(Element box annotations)

▬▬▬▬▬▬▬▬▬▬

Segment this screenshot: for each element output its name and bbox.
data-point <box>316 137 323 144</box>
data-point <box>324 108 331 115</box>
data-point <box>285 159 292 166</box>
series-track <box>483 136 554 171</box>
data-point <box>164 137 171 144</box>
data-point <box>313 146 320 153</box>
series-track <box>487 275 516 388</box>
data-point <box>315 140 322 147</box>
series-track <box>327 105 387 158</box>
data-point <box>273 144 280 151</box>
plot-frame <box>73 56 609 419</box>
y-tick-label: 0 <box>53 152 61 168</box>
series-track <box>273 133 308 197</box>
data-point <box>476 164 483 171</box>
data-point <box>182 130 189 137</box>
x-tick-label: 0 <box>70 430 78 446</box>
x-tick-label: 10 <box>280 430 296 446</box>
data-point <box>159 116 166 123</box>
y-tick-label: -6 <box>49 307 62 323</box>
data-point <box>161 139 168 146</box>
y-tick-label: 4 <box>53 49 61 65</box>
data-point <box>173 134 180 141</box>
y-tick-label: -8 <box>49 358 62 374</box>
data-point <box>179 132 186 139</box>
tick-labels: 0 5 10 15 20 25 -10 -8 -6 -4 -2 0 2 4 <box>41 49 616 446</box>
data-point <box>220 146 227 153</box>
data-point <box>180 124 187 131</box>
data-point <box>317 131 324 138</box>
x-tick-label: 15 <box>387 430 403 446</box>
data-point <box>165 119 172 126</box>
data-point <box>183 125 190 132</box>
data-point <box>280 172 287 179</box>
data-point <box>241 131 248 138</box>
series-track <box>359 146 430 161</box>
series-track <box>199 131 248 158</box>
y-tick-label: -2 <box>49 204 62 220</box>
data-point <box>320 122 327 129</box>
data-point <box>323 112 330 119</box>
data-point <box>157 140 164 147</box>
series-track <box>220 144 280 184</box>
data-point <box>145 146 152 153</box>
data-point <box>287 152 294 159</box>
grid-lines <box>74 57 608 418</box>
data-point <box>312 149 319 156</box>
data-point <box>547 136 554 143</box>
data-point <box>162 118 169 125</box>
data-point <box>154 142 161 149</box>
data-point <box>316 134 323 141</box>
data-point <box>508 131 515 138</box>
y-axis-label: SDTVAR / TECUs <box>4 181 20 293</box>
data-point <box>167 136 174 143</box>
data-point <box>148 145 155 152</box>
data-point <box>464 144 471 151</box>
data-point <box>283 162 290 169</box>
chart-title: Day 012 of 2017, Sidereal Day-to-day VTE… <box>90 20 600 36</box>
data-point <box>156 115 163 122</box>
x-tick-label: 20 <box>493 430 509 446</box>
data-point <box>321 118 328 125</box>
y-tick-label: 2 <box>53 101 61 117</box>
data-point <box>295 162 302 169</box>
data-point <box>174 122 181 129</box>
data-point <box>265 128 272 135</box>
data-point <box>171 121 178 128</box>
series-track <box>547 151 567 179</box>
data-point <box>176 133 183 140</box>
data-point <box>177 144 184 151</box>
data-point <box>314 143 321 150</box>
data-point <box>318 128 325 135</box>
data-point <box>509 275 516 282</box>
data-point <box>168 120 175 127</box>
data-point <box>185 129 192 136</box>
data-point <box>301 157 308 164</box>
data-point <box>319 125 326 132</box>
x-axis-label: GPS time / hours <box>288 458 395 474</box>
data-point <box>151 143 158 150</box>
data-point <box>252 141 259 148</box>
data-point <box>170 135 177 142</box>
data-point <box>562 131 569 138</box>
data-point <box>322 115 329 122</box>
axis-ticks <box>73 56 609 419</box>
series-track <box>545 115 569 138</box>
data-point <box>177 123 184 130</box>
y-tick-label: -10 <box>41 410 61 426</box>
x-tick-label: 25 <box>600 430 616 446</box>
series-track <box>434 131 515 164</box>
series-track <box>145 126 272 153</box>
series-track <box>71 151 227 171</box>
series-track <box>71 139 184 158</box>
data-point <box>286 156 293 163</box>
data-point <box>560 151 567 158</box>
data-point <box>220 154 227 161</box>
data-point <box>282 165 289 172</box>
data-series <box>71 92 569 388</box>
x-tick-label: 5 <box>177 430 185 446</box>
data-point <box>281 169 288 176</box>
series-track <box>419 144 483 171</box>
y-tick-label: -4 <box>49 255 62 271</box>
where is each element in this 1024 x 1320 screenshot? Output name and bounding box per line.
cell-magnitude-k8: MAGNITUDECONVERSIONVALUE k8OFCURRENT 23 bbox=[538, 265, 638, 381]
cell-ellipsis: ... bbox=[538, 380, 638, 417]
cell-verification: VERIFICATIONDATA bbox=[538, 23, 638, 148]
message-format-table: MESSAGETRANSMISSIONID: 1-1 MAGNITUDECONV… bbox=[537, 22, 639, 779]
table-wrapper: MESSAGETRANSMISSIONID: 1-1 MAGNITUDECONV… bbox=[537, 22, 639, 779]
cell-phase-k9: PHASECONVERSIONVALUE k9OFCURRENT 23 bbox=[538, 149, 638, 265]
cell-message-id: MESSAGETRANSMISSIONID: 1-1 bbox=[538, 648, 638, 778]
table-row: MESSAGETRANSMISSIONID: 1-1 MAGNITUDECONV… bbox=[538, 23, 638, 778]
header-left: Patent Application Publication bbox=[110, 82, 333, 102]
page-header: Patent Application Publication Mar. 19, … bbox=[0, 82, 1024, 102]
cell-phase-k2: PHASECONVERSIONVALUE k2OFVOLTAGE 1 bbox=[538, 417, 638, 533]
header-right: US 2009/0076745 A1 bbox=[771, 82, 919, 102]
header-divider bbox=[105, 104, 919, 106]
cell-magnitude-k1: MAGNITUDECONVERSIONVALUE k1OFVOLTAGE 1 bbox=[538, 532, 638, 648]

▬▬▬▬▬▬▬▬▬▬

Can you reproduce the listing above word for word, from its first line through its last?

## [Complete output]
Segment this screenshot: for each element output its name and bbox.
data-point <box>316 137 323 144</box>
data-point <box>324 108 331 115</box>
data-point <box>285 159 292 166</box>
series-track <box>483 136 554 171</box>
data-point <box>164 137 171 144</box>
data-point <box>313 146 320 153</box>
series-track <box>487 275 516 388</box>
data-point <box>315 140 322 147</box>
series-track <box>327 105 387 158</box>
data-point <box>273 144 280 151</box>
plot-frame <box>73 56 609 419</box>
y-tick-label: 0 <box>53 152 61 168</box>
series-track <box>273 133 308 197</box>
data-point <box>476 164 483 171</box>
data-point <box>182 130 189 137</box>
x-tick-label: 0 <box>70 430 78 446</box>
x-tick-label: 10 <box>280 430 296 446</box>
data-point <box>159 116 166 123</box>
y-tick-label: -6 <box>49 307 62 323</box>
data-point <box>161 139 168 146</box>
y-tick-label: 4 <box>53 49 61 65</box>
data-point <box>173 134 180 141</box>
y-tick-label: -8 <box>49 358 62 374</box>
data-point <box>179 132 186 139</box>
tick-labels: 0 5 10 15 20 25 -10 -8 -6 -4 -2 0 2 4 <box>41 49 616 446</box>
data-point <box>220 146 227 153</box>
data-point <box>180 124 187 131</box>
data-point <box>317 131 324 138</box>
x-tick-label: 15 <box>387 430 403 446</box>
data-point <box>165 119 172 126</box>
data-point <box>183 125 190 132</box>
data-point <box>280 172 287 179</box>
data-point <box>241 131 248 138</box>
series-track <box>359 146 430 161</box>
series-track <box>199 131 248 158</box>
y-tick-label: -2 <box>49 204 62 220</box>
data-point <box>320 122 327 129</box>
data-point <box>323 112 330 119</box>
data-point <box>157 140 164 147</box>
series-track <box>220 144 280 184</box>
data-point <box>145 146 152 153</box>
data-point <box>287 152 294 159</box>
grid-lines <box>74 57 608 418</box>
data-point <box>312 149 319 156</box>
data-point <box>547 136 554 143</box>
data-point <box>162 118 169 125</box>
data-point <box>154 142 161 149</box>
data-point <box>316 134 323 141</box>
data-point <box>508 131 515 138</box>
y-axis-label: SDTVAR / TECUs <box>4 181 20 293</box>
data-point <box>167 136 174 143</box>
data-point <box>148 145 155 152</box>
data-point <box>464 144 471 151</box>
data-point <box>283 162 290 169</box>
chart-title: Day 012 of 2017, Sidereal Day-to-day VTE… <box>90 20 600 36</box>
data-point <box>156 115 163 122</box>
x-tick-label: 20 <box>493 430 509 446</box>
data-point <box>321 118 328 125</box>
y-tick-label: 2 <box>53 101 61 117</box>
data-point <box>295 162 302 169</box>
data-point <box>174 122 181 129</box>
data-point <box>265 128 272 135</box>
data-point <box>171 121 178 128</box>
series-track <box>547 151 567 179</box>
data-point <box>176 133 183 140</box>
data-point <box>177 144 184 151</box>
data-point <box>314 143 321 150</box>
data-point <box>318 128 325 135</box>
data-point <box>509 275 516 282</box>
data-point <box>168 120 175 127</box>
data-point <box>185 129 192 136</box>
data-point <box>301 157 308 164</box>
data-point <box>319 125 326 132</box>
x-axis-label: GPS time / hours <box>288 458 395 474</box>
data-point <box>151 143 158 150</box>
data-point <box>252 141 259 148</box>
data-point <box>170 135 177 142</box>
data-point <box>562 131 569 138</box>
data-point <box>322 115 329 122</box>
axis-ticks <box>73 56 609 419</box>
series-track <box>545 115 569 138</box>
data-point <box>177 123 184 130</box>
y-tick-label: -10 <box>41 410 61 426</box>
x-tick-label: 25 <box>600 430 616 446</box>
series-track <box>434 131 515 164</box>
series-track <box>145 126 272 153</box>
series-track <box>71 151 227 171</box>
series-track <box>71 139 184 158</box>
data-point <box>286 156 293 163</box>
data-point <box>560 151 567 158</box>
data-point <box>220 154 227 161</box>
data-point <box>282 165 289 172</box>
data-series <box>71 92 569 388</box>
x-tick-label: 5 <box>177 430 185 446</box>
data-point <box>281 169 288 176</box>
series-track <box>419 144 483 171</box>
y-tick-label: -4 <box>49 255 62 271</box>
where is each element in this 1024 x 1320 screenshot? Output name and bounding box per line.
cell-magnitude-k8: MAGNITUDECONVERSIONVALUE k8OFCURRENT 23 bbox=[538, 265, 638, 381]
cell-ellipsis: ... bbox=[538, 380, 638, 417]
cell-verification: VERIFICATIONDATA bbox=[538, 23, 638, 148]
message-format-table: MESSAGETRANSMISSIONID: 1-1 MAGNITUDECONV… bbox=[537, 22, 639, 779]
table-wrapper: MESSAGETRANSMISSIONID: 1-1 MAGNITUDECONV… bbox=[537, 22, 639, 779]
cell-phase-k9: PHASECONVERSIONVALUE k9OFCURRENT 23 bbox=[538, 149, 638, 265]
cell-message-id: MESSAGETRANSMISSIONID: 1-1 bbox=[538, 648, 638, 778]
table-row: MESSAGETRANSMISSIONID: 1-1 MAGNITUDECONV… bbox=[538, 23, 638, 778]
header-left: Patent Application Publication bbox=[110, 82, 333, 102]
page-header: Patent Application Publication Mar. 19, … bbox=[0, 82, 1024, 102]
cell-phase-k2: PHASECONVERSIONVALUE k2OFVOLTAGE 1 bbox=[538, 417, 638, 533]
header-right: US 2009/0076745 A1 bbox=[771, 82, 919, 102]
header-divider bbox=[105, 104, 919, 106]
cell-magnitude-k1: MAGNITUDECONVERSIONVALUE k1OFVOLTAGE 1 bbox=[538, 532, 638, 648]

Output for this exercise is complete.